Problem to solve: Repeat the data verbatim.

Raw records:

------------

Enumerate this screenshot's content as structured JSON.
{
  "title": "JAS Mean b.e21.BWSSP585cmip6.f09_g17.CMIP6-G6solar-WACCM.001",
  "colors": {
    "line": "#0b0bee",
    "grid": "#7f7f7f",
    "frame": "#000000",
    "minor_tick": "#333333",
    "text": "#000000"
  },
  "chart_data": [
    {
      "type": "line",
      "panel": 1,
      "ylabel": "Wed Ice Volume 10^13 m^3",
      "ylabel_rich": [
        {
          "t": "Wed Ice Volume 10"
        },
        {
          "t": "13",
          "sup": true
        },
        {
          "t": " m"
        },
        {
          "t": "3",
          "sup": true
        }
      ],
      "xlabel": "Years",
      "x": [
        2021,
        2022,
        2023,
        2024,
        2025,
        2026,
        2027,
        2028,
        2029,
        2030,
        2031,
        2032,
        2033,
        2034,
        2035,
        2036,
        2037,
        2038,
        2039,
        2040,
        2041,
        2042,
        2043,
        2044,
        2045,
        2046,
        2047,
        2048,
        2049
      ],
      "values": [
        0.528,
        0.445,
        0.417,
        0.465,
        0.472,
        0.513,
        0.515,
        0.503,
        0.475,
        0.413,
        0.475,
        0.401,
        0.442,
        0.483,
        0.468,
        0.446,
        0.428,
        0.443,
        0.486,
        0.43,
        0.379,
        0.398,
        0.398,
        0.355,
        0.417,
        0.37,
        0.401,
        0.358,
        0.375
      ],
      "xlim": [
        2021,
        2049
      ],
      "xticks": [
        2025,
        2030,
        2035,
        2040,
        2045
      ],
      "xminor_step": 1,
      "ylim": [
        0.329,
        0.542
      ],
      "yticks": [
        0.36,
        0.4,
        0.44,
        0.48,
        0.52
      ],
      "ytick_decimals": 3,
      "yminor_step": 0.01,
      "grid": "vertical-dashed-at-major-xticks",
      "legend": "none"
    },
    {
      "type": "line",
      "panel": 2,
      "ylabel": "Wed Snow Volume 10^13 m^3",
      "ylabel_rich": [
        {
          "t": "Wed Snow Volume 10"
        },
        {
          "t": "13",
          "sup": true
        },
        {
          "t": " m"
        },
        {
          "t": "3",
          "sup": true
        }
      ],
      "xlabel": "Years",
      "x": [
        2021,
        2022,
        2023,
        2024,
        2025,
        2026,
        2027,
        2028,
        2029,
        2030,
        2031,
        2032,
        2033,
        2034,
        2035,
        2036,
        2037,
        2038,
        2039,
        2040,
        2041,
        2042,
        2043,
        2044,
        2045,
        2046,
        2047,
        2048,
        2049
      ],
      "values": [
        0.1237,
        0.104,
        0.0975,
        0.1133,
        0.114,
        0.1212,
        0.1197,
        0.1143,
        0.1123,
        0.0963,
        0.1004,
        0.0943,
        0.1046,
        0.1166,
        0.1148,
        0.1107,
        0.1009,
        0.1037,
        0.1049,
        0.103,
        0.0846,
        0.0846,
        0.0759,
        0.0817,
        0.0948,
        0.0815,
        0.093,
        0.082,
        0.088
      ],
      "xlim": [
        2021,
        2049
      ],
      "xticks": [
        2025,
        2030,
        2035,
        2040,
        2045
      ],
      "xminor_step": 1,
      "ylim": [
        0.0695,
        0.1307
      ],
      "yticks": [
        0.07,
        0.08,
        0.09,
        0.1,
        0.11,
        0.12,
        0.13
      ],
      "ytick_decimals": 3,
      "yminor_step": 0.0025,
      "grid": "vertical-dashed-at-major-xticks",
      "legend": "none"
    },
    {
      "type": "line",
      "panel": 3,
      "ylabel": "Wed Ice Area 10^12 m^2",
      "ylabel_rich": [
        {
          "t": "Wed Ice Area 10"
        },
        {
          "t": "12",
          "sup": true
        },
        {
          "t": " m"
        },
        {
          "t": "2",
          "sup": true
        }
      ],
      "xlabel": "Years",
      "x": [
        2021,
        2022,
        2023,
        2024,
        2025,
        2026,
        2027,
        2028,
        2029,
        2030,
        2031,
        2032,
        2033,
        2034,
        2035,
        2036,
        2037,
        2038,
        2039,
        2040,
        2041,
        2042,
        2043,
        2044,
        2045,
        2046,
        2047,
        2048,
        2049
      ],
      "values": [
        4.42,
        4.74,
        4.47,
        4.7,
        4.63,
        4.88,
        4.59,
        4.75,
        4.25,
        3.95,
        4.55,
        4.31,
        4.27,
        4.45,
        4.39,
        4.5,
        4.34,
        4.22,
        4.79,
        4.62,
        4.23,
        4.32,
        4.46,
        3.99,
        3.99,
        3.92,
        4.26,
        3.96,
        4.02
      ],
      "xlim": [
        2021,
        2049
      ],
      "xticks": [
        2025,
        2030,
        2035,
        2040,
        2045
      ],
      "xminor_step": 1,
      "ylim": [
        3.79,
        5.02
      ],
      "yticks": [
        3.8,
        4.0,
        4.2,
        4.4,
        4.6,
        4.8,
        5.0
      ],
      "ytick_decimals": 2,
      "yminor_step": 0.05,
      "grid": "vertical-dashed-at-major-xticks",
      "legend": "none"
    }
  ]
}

------------

Answer to this problem:
Enumerate this screenshot's content as structured JSON.
{
  "title": "JAS Mean b.e21.BWSSP585cmip6.f09_g17.CMIP6-G6solar-WACCM.001",
  "colors": {
    "line": "#0b0bee",
    "grid": "#7f7f7f",
    "frame": "#000000",
    "minor_tick": "#333333",
    "text": "#000000"
  },
  "chart_data": [
    {
      "type": "line",
      "panel": 1,
      "ylabel": "Wed Ice Volume 10^13 m^3",
      "ylabel_rich": [
        {
          "t": "Wed Ice Volume 10"
        },
        {
          "t": "13",
          "sup": true
        },
        {
          "t": " m"
        },
        {
          "t": "3",
          "sup": true
        }
      ],
      "xlabel": "Years",
      "x": [
        2021,
        2022,
        2023,
        2024,
        2025,
        2026,
        2027,
        2028,
        2029,
        2030,
        2031,
        2032,
        2033,
        2034,
        2035,
        2036,
        2037,
        2038,
        2039,
        2040,
        2041,
        2042,
        2043,
        2044,
        2045,
        2046,
        2047,
        2048,
        2049
      ],
      "values": [
        0.528,
        0.445,
        0.417,
        0.465,
        0.472,
        0.513,
        0.515,
        0.503,
        0.475,
        0.413,
        0.475,
        0.401,
        0.442,
        0.483,
        0.468,
        0.446,
        0.428,
        0.443,
        0.486,
        0.43,
        0.379,
        0.398,
        0.398,
        0.355,
        0.417,
        0.37,
        0.401,
        0.358,
        0.375
      ],
      "xlim": [
        2021,
        2049
      ],
      "xticks": [
        2025,
        2030,
        2035,
        2040,
        2045
      ],
      "xminor_step": 1,
      "ylim": [
        0.329,
        0.542
      ],
      "yticks": [
        0.36,
        0.4,
        0.44,
        0.48,
        0.52
      ],
      "ytick_decimals": 3,
      "yminor_step": 0.01,
      "grid": "vertical-dashed-at-major-xticks",
      "legend": "none"
    },
    {
      "type": "line",
      "panel": 2,
      "ylabel": "Wed Snow Volume 10^13 m^3",
      "ylabel_rich": [
        {
          "t": "Wed Snow Volume 10"
        },
        {
          "t": "13",
          "sup": true
        },
        {
          "t": " m"
        },
        {
          "t": "3",
          "sup": true
        }
      ],
      "xlabel": "Years",
      "x": [
        2021,
        2022,
        2023,
        2024,
        2025,
        2026,
        2027,
        2028,
        2029,
        2030,
        2031,
        2032,
        2033,
        2034,
        2035,
        2036,
        2037,
        2038,
        2039,
        2040,
        2041,
        2042,
        2043,
        2044,
        2045,
        2046,
        2047,
        2048,
        2049
      ],
      "values": [
        0.1237,
        0.104,
        0.0975,
        0.1133,
        0.114,
        0.1212,
        0.1197,
        0.1143,
        0.1123,
        0.0963,
        0.1004,
        0.0943,
        0.1046,
        0.1166,
        0.1148,
        0.1107,
        0.1009,
        0.1037,
        0.1049,
        0.103,
        0.0846,
        0.0846,
        0.0759,
        0.0817,
        0.0948,
        0.0815,
        0.093,
        0.082,
        0.088
      ],
      "xlim": [
        2021,
        2049
      ],
      "xticks": [
        2025,
        2030,
        2035,
        2040,
        2045
      ],
      "xminor_step": 1,
      "ylim": [
        0.0695,
        0.1307
      ],
      "yticks": [
        0.07,
        0.08,
        0.09,
        0.1,
        0.11,
        0.12,
        0.13
      ],
      "ytick_decimals": 3,
      "yminor_step": 0.0025,
      "grid": "vertical-dashed-at-major-xticks",
      "legend": "none"
    },
    {
      "type": "line",
      "panel": 3,
      "ylabel": "Wed Ice Area 10^12 m^2",
      "ylabel_rich": [
        {
          "t": "Wed Ice Area 10"
        },
        {
          "t": "12",
          "sup": true
        },
        {
          "t": " m"
        },
        {
          "t": "2",
          "sup": true
        }
      ],
      "xlabel": "Years",
      "x": [
        2021,
        2022,
        2023,
        2024,
        2025,
        2026,
        2027,
        2028,
        2029,
        2030,
        2031,
        2032,
        2033,
        2034,
        2035,
        2036,
        2037,
        2038,
        2039,
        2040,
        2041,
        2042,
        2043,
        2044,
        2045,
        2046,
        2047,
        2048,
        2049
      ],
      "values": [
        4.42,
        4.74,
        4.47,
        4.7,
        4.63,
        4.88,
        4.59,
        4.75,
        4.25,
        3.95,
        4.55,
        4.31,
        4.27,
        4.45,
        4.39,
        4.5,
        4.34,
        4.22,
        4.79,
        4.62,
        4.23,
        4.32,
        4.46,
        3.99,
        3.99,
        3.92,
        4.26,
        3.96,
        4.02
      ],
      "xlim": [
        2021,
        2049
      ],
      "xticks": [
        2025,
        2030,
        2035,
        2040,
        2045
      ],
      "xminor_step": 1,
      "ylim": [
        3.79,
        5.02
      ],
      "yticks": [
        3.8,
        4.0,
        4.2,
        4.4,
        4.6,
        4.8,
        5.0
      ],
      "ytick_decimals": 2,
      "yminor_step": 0.05,
      "grid": "vertical-dashed-at-major-xticks",
      "legend": "none"
    }
  ]
}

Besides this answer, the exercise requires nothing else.